◆ **Aim**
Extract, word for word, every line from the start of the data through the line containing "ratio-point (316, 208, 323, 215)", inclusive.

◆ **Record list**
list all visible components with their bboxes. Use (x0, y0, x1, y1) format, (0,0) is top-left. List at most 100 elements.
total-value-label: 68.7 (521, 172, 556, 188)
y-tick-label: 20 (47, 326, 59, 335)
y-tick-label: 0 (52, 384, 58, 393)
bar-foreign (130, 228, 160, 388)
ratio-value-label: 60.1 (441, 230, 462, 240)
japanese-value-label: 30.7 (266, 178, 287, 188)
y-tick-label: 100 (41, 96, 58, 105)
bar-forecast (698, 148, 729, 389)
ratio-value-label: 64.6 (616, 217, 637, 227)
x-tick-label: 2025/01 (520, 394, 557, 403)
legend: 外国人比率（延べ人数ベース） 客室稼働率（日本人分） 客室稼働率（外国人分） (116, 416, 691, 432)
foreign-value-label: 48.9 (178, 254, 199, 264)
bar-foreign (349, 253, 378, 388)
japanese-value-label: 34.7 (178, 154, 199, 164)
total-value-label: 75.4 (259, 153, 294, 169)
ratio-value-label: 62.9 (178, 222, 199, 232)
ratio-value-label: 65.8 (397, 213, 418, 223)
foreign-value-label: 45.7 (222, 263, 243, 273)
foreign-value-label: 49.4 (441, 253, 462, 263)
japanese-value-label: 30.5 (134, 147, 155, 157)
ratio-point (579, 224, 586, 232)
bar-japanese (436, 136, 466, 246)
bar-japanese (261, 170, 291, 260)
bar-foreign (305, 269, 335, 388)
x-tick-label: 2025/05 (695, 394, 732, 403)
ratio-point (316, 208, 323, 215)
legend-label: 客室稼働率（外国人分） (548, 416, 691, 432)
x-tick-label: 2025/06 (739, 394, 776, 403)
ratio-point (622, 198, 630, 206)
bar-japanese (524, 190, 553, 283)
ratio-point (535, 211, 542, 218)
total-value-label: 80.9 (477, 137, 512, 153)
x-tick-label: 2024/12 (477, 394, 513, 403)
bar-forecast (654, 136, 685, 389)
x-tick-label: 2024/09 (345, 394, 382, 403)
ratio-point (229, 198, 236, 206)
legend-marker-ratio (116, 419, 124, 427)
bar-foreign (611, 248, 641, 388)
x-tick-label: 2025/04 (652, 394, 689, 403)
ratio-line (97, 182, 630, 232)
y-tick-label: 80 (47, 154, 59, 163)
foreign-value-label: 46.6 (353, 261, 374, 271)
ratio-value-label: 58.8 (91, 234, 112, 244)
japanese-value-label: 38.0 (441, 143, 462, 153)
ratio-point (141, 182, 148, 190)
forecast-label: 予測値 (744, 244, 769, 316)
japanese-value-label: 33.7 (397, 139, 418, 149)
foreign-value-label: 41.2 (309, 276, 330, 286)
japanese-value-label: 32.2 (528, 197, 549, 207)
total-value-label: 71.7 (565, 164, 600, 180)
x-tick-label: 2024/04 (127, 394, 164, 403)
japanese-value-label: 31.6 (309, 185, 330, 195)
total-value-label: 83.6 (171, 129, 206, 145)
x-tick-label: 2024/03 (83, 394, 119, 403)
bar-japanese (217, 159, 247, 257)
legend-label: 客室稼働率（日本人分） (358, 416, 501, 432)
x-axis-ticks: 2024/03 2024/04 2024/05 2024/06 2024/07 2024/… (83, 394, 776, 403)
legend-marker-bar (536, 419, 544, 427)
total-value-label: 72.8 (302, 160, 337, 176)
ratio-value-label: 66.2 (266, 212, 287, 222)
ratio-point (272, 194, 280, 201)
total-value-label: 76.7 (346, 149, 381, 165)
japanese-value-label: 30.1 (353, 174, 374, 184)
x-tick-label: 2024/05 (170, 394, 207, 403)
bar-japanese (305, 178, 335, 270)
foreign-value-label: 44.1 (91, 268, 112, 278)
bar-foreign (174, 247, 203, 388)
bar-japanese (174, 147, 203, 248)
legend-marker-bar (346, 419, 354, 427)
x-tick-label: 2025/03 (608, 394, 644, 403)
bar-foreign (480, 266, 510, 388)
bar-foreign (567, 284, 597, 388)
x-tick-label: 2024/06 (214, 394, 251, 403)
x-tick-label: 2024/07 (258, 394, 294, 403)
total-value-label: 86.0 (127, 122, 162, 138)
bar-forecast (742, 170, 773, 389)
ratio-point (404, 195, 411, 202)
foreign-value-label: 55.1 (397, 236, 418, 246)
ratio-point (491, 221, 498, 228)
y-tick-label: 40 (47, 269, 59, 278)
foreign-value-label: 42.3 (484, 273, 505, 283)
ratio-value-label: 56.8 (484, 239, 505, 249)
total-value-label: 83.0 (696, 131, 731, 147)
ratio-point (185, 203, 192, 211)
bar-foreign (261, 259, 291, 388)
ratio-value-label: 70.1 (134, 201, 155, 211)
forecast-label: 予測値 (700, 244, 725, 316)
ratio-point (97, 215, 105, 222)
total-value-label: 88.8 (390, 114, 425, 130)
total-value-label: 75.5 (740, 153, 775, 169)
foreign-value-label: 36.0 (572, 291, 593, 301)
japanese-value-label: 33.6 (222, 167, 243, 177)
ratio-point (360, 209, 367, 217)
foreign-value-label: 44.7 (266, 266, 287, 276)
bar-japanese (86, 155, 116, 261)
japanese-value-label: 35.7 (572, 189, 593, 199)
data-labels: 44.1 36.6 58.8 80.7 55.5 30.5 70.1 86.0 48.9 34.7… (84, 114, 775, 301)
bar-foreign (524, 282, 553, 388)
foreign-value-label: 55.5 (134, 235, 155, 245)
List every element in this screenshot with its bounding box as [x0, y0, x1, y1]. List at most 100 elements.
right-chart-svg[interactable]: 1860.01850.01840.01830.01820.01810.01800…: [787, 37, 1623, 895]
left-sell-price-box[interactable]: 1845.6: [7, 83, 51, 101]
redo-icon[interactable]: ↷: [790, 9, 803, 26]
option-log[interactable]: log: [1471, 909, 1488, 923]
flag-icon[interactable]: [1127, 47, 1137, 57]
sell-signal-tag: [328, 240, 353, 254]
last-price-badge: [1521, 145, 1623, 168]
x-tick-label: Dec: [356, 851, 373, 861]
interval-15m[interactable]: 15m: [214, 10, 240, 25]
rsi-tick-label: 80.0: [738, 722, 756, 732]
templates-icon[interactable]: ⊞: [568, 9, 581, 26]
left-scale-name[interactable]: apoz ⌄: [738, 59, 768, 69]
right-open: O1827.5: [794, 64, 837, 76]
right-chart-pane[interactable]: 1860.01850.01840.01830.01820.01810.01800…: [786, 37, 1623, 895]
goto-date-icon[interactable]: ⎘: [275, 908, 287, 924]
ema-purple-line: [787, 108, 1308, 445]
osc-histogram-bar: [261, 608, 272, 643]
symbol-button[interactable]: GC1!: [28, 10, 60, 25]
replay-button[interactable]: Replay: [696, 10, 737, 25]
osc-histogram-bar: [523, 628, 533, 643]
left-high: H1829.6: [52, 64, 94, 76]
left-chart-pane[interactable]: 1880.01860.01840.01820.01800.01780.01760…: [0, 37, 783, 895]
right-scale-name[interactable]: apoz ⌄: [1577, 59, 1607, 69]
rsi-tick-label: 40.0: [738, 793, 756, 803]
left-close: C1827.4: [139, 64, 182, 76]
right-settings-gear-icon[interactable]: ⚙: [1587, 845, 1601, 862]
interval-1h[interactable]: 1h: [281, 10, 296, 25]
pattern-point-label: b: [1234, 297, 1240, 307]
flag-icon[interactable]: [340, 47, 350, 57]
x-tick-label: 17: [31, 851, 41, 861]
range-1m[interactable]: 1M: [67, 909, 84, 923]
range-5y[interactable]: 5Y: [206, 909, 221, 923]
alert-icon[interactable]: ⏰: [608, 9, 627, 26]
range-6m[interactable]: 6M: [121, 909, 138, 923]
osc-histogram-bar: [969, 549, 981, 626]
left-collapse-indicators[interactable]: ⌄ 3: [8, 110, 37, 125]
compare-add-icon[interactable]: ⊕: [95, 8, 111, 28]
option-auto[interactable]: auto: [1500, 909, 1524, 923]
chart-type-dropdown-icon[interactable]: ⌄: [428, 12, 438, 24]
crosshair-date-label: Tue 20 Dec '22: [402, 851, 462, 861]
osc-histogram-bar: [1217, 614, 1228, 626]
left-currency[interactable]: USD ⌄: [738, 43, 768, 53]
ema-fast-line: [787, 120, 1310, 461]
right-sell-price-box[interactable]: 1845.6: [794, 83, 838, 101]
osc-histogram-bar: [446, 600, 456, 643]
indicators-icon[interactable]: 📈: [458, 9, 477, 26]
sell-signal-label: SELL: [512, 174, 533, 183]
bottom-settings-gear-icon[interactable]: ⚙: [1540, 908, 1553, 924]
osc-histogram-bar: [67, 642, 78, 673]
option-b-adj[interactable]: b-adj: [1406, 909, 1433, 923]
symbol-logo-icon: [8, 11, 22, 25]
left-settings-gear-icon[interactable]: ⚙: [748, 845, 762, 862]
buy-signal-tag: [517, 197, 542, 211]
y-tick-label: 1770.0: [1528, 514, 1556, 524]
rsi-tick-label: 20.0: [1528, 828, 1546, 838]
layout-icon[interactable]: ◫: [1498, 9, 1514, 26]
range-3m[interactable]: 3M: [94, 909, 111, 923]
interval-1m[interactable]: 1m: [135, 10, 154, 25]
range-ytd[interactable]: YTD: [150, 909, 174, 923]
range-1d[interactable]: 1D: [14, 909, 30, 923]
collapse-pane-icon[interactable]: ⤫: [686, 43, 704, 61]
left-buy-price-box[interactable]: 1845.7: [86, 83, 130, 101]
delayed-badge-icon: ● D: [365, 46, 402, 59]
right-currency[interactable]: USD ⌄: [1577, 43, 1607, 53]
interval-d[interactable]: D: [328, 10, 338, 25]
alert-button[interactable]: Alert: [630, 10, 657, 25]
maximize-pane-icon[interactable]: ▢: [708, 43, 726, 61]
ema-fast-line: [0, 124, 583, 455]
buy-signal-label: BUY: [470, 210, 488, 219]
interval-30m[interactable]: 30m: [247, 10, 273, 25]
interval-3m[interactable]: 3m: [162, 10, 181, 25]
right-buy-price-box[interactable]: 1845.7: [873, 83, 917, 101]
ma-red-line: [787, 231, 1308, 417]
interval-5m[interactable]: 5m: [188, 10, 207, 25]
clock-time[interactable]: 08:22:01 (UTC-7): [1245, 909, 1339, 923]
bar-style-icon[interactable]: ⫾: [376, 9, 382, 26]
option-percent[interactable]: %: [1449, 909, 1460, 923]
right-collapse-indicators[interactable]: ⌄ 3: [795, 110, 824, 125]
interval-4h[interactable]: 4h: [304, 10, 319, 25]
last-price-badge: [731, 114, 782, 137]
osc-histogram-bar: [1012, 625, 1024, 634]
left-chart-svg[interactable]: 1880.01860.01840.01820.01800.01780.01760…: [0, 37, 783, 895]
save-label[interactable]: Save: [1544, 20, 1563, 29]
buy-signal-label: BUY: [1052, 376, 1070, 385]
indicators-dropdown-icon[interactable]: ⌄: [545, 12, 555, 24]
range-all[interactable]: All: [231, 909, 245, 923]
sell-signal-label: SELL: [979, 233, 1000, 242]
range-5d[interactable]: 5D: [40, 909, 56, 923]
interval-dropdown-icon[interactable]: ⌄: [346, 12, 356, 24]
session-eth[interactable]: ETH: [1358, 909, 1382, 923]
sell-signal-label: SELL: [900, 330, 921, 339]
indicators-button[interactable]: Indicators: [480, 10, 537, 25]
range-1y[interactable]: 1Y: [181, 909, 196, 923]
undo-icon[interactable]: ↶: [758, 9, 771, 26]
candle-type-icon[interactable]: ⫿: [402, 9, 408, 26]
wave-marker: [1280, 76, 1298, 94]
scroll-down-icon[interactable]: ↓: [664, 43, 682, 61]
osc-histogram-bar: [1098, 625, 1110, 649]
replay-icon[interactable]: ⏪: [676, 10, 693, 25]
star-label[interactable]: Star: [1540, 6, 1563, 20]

◆ **Response to the exercise**
list all visible components with their bboxes. Use (x0, y0, x1, y1) format, (0,0) is top-left. List at most 100 elements.
total-value-label: 68.7 (521, 172, 556, 188)
y-tick-label: 20 (47, 326, 59, 335)
y-tick-label: 0 (52, 384, 58, 393)
bar-foreign (130, 228, 160, 388)
ratio-value-label: 60.1 (441, 230, 462, 240)
japanese-value-label: 30.7 (266, 178, 287, 188)
y-tick-label: 100 (41, 96, 58, 105)
bar-forecast (698, 148, 729, 389)
ratio-value-label: 64.6 (616, 217, 637, 227)
x-tick-label: 2025/01 (520, 394, 557, 403)
legend: 外国人比率（延べ人数ベース） 客室稼働率（日本人分） 客室稼働率（外国人分） (116, 416, 691, 432)
foreign-value-label: 48.9 (178, 254, 199, 264)
bar-foreign (349, 253, 378, 388)
japanese-value-label: 34.7 (178, 154, 199, 164)
total-value-label: 75.4 (259, 153, 294, 169)
ratio-value-label: 62.9 (178, 222, 199, 232)
ratio-value-label: 65.8 (397, 213, 418, 223)
foreign-value-label: 45.7 (222, 263, 243, 273)
foreign-value-label: 49.4 (441, 253, 462, 263)
japanese-value-label: 30.5 (134, 147, 155, 157)
ratio-point (579, 224, 586, 232)
bar-japanese (436, 136, 466, 246)
bar-japanese (261, 170, 291, 260)
bar-foreign (305, 269, 335, 388)
x-tick-label: 2025/05 (695, 394, 732, 403)
ratio-point (316, 208, 323, 215)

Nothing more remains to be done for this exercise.